Stored data

[BEGIN]

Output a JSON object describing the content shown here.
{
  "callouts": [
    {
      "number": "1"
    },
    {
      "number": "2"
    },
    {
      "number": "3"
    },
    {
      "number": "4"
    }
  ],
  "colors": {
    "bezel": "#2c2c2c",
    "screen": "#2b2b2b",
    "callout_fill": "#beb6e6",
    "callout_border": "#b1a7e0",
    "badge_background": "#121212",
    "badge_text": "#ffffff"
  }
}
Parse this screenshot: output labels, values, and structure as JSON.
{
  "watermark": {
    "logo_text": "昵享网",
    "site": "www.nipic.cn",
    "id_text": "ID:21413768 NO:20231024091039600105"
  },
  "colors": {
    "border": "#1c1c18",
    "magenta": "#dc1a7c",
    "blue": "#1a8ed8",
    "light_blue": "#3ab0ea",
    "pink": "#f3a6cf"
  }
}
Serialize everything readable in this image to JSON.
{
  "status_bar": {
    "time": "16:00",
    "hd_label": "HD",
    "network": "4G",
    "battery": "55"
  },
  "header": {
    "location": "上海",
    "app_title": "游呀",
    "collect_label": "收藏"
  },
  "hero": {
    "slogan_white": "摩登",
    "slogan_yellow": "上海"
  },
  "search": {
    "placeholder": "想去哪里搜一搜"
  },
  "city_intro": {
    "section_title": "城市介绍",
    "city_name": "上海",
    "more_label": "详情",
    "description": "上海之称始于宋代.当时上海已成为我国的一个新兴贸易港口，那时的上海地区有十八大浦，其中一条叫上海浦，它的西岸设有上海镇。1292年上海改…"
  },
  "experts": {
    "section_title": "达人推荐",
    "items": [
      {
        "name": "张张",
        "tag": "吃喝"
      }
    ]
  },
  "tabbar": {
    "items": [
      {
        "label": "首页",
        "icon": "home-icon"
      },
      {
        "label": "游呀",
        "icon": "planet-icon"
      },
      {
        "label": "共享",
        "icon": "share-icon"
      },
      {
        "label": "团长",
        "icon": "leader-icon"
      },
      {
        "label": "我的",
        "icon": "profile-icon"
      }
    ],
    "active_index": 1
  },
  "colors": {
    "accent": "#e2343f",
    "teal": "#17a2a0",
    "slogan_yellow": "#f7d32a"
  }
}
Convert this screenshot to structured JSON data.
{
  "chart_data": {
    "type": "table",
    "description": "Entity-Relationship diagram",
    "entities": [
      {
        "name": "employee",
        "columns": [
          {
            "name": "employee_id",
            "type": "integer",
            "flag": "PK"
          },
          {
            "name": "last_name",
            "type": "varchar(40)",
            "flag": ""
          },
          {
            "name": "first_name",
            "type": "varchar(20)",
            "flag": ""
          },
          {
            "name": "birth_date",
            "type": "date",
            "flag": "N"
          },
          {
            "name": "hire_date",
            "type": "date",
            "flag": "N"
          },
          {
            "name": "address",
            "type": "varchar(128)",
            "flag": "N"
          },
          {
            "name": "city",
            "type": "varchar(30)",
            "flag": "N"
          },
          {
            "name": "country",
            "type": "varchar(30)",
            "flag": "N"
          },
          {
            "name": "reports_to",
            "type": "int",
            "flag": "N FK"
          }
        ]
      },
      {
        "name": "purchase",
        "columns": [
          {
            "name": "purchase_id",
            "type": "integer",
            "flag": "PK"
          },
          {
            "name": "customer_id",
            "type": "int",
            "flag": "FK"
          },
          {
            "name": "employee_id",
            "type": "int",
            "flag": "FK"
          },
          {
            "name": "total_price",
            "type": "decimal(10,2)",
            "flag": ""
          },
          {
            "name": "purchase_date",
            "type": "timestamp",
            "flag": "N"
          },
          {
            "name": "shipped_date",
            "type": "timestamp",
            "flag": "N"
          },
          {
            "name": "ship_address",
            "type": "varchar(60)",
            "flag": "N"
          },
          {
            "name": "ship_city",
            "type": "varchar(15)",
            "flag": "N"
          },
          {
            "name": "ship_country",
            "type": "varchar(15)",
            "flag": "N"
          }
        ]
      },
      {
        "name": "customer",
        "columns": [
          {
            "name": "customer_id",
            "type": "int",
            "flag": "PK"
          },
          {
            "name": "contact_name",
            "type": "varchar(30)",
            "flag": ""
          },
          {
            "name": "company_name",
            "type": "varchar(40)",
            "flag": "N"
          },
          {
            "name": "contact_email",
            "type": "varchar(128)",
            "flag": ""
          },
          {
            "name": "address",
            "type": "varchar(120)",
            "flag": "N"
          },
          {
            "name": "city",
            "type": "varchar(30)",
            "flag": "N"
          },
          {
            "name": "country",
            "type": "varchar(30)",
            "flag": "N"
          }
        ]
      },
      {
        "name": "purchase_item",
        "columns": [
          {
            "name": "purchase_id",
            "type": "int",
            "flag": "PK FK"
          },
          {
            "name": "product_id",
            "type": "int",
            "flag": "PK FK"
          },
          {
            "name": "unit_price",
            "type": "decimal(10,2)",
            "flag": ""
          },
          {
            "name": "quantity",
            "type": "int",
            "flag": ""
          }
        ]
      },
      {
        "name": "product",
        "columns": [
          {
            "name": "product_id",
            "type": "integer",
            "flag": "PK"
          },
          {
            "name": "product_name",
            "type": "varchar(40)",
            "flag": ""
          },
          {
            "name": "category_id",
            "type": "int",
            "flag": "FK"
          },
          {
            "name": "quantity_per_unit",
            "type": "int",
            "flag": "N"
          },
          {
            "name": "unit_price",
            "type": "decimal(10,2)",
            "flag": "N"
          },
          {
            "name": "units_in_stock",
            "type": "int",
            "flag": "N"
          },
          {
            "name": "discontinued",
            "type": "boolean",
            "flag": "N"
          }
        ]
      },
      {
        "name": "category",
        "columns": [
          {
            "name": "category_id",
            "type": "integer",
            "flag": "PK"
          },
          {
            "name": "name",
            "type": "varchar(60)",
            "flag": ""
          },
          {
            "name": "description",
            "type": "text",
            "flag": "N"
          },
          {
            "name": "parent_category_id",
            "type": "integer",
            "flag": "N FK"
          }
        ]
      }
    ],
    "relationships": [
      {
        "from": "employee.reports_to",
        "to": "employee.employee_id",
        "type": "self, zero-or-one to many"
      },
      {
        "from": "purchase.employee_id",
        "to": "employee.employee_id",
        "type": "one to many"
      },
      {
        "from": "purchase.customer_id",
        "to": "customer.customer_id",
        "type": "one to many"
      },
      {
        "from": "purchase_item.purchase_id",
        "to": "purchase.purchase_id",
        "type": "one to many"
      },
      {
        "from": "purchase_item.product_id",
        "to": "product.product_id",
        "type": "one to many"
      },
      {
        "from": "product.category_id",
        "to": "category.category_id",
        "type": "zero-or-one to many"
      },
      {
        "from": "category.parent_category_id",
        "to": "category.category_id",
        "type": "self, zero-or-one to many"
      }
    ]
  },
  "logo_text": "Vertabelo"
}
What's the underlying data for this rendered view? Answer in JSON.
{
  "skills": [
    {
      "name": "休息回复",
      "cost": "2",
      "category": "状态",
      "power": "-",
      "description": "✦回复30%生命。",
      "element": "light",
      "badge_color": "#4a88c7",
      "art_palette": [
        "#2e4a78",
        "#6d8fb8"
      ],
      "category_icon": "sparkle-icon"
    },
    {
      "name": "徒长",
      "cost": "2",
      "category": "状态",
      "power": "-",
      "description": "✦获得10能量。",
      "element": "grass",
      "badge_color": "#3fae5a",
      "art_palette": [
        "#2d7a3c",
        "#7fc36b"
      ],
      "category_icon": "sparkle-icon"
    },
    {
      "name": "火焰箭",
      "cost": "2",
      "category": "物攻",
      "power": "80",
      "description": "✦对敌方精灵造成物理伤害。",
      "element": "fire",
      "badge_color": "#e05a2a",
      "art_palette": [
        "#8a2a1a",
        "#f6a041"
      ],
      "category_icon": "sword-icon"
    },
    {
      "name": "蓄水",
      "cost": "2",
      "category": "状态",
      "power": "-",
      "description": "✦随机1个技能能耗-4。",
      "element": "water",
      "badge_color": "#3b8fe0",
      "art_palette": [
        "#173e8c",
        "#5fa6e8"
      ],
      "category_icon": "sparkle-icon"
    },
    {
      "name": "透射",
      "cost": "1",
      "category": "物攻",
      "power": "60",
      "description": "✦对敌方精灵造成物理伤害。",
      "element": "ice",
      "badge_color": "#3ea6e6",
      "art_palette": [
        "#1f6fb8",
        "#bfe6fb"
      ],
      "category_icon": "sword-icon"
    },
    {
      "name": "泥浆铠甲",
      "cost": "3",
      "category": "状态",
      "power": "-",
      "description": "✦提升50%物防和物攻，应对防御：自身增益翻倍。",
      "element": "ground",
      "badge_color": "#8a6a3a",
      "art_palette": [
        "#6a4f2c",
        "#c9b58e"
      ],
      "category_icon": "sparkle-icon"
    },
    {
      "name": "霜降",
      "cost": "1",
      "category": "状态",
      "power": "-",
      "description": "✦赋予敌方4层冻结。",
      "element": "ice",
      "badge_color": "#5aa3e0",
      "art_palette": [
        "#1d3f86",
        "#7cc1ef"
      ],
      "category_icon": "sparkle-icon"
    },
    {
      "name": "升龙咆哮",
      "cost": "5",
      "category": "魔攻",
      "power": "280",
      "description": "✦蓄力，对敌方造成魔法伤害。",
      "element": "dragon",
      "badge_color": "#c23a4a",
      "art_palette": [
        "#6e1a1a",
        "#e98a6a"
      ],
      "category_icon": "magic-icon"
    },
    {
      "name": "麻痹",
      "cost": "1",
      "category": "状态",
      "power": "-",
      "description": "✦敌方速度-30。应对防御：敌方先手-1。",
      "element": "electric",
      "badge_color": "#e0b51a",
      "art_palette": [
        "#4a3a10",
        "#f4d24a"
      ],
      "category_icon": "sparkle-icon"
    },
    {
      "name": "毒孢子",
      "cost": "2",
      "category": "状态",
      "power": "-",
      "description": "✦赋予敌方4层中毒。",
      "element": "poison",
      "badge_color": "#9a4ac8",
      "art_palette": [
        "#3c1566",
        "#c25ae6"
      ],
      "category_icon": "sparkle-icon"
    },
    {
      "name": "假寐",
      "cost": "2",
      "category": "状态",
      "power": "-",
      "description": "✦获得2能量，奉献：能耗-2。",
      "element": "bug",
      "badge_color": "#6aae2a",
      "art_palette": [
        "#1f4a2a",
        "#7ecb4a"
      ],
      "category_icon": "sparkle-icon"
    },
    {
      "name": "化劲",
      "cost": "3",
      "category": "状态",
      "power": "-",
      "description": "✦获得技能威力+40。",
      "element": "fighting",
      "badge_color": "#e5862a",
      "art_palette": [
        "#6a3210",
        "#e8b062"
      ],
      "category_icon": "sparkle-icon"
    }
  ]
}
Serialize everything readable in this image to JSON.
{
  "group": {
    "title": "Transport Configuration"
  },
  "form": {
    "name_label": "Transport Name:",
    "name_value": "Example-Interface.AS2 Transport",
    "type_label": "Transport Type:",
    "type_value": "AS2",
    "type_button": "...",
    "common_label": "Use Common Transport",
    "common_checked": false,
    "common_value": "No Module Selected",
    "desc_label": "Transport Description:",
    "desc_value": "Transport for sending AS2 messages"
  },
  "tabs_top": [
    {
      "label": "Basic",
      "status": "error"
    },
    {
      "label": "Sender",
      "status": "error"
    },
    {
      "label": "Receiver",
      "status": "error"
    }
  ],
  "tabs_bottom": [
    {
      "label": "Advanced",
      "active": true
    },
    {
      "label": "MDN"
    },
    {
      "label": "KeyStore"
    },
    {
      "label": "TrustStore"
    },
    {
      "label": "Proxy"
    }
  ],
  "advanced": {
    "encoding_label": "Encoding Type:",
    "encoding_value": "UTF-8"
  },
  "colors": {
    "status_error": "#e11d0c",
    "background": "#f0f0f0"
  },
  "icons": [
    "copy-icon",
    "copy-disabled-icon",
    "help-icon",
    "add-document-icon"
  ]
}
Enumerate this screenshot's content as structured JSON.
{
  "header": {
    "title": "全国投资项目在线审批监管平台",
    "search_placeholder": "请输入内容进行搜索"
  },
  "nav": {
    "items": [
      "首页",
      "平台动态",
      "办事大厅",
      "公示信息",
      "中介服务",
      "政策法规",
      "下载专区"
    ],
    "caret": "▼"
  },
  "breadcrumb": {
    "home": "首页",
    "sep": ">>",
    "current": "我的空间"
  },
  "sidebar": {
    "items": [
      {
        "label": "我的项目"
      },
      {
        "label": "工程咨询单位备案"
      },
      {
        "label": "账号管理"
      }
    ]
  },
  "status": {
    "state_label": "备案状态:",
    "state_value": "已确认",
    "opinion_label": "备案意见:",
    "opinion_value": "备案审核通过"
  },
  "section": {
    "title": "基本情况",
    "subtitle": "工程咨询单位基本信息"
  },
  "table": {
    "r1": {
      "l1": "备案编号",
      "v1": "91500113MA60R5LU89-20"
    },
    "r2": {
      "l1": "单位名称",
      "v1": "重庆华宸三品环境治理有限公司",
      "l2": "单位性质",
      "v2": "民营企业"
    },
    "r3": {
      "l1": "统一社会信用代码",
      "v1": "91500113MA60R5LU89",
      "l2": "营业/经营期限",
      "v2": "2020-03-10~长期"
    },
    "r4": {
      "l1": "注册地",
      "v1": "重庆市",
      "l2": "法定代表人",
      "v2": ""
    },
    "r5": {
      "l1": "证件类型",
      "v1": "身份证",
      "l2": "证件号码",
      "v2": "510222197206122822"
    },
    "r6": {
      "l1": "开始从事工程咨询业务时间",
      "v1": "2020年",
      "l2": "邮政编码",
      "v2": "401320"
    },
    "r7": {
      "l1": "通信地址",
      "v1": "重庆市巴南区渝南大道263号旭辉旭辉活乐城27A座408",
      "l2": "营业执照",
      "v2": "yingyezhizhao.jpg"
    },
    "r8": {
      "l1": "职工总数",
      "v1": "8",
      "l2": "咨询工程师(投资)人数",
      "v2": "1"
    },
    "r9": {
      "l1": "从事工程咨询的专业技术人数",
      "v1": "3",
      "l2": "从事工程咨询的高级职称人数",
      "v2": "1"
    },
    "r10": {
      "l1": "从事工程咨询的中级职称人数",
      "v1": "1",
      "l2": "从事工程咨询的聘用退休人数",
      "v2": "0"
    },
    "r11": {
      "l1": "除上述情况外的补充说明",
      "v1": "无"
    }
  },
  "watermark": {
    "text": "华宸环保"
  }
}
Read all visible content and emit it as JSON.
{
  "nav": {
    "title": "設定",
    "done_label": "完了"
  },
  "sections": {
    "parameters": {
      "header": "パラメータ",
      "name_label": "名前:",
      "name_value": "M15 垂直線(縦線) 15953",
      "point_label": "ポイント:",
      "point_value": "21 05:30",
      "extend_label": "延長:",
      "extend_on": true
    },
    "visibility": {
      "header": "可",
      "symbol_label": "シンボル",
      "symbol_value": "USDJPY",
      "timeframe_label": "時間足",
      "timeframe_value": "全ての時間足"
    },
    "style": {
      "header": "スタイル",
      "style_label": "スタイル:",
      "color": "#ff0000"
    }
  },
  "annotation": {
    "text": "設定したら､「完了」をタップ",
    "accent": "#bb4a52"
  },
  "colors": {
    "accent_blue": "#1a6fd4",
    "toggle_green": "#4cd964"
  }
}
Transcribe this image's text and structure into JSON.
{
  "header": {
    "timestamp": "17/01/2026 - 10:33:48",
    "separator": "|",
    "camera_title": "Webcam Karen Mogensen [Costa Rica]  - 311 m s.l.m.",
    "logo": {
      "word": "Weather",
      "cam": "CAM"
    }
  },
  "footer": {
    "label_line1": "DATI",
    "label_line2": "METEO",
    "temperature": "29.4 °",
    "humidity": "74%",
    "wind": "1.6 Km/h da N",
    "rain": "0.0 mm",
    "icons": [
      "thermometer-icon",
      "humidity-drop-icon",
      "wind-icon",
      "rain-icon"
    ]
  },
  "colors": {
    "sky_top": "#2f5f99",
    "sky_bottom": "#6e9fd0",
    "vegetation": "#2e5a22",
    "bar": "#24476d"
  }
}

[END]

:: Work required ::
Gather all lines from the records above in which "Transport" appears.

:: The solution ::
    "title": "Transport Configuration"
    "name_label": "Transport Name:",
    "name_value": "Example-Interface.AS2 Transport",
    "type_label": "Transport Type:",
    "common_label": "Use Common Transport",
    "desc_label": "Transport Description:",
    "desc_value": "Transport for sending AS2 messages"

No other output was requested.